(Structured figure records)
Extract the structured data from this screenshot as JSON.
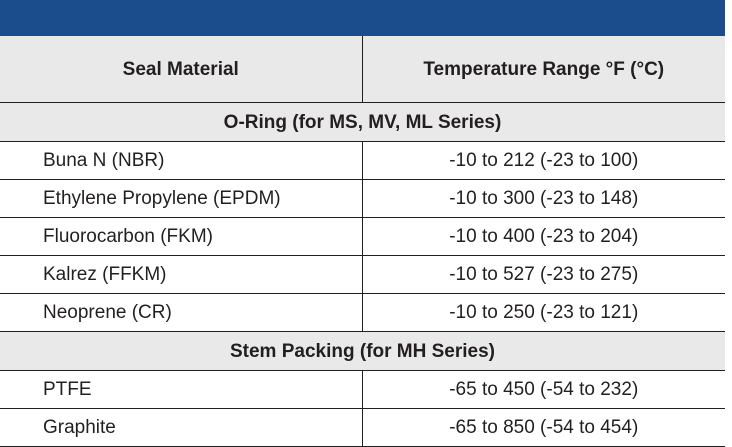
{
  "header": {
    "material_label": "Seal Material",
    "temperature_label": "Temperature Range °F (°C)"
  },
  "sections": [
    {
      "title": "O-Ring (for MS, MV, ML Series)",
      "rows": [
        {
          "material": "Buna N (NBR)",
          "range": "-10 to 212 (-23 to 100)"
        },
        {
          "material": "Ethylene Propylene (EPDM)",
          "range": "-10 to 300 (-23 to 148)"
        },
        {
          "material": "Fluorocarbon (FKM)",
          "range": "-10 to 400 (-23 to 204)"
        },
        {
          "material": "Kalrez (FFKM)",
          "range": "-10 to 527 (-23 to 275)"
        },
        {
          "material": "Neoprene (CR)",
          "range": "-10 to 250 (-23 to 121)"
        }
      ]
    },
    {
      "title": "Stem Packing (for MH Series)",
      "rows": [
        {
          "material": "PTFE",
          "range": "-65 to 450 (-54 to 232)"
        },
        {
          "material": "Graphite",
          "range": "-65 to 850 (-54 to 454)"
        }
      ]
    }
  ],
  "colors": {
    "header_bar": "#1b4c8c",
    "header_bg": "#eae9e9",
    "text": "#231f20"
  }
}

What to produce — Go back to the records above and write them out exactly, without the pictures.

Response to this exercise —
Extract the structured data from this screenshot as JSON.
{
  "header": {
    "material_label": "Seal Material",
    "temperature_label": "Temperature Range °F (°C)"
  },
  "sections": [
    {
      "title": "O-Ring (for MS, MV, ML Series)",
      "rows": [
        {
          "material": "Buna N (NBR)",
          "range": "-10 to 212 (-23 to 100)"
        },
        {
          "material": "Ethylene Propylene (EPDM)",
          "range": "-10 to 300 (-23 to 148)"
        },
        {
          "material": "Fluorocarbon (FKM)",
          "range": "-10 to 400 (-23 to 204)"
        },
        {
          "material": "Kalrez (FFKM)",
          "range": "-10 to 527 (-23 to 275)"
        },
        {
          "material": "Neoprene (CR)",
          "range": "-10 to 250 (-23 to 121)"
        }
      ]
    },
    {
      "title": "Stem Packing (for MH Series)",
      "rows": [
        {
          "material": "PTFE",
          "range": "-65 to 450 (-54 to 232)"
        },
        {
          "material": "Graphite",
          "range": "-65 to 850 (-54 to 454)"
        }
      ]
    }
  ],
  "colors": {
    "header_bar": "#1b4c8c",
    "header_bg": "#eae9e9",
    "text": "#231f20"
  }
}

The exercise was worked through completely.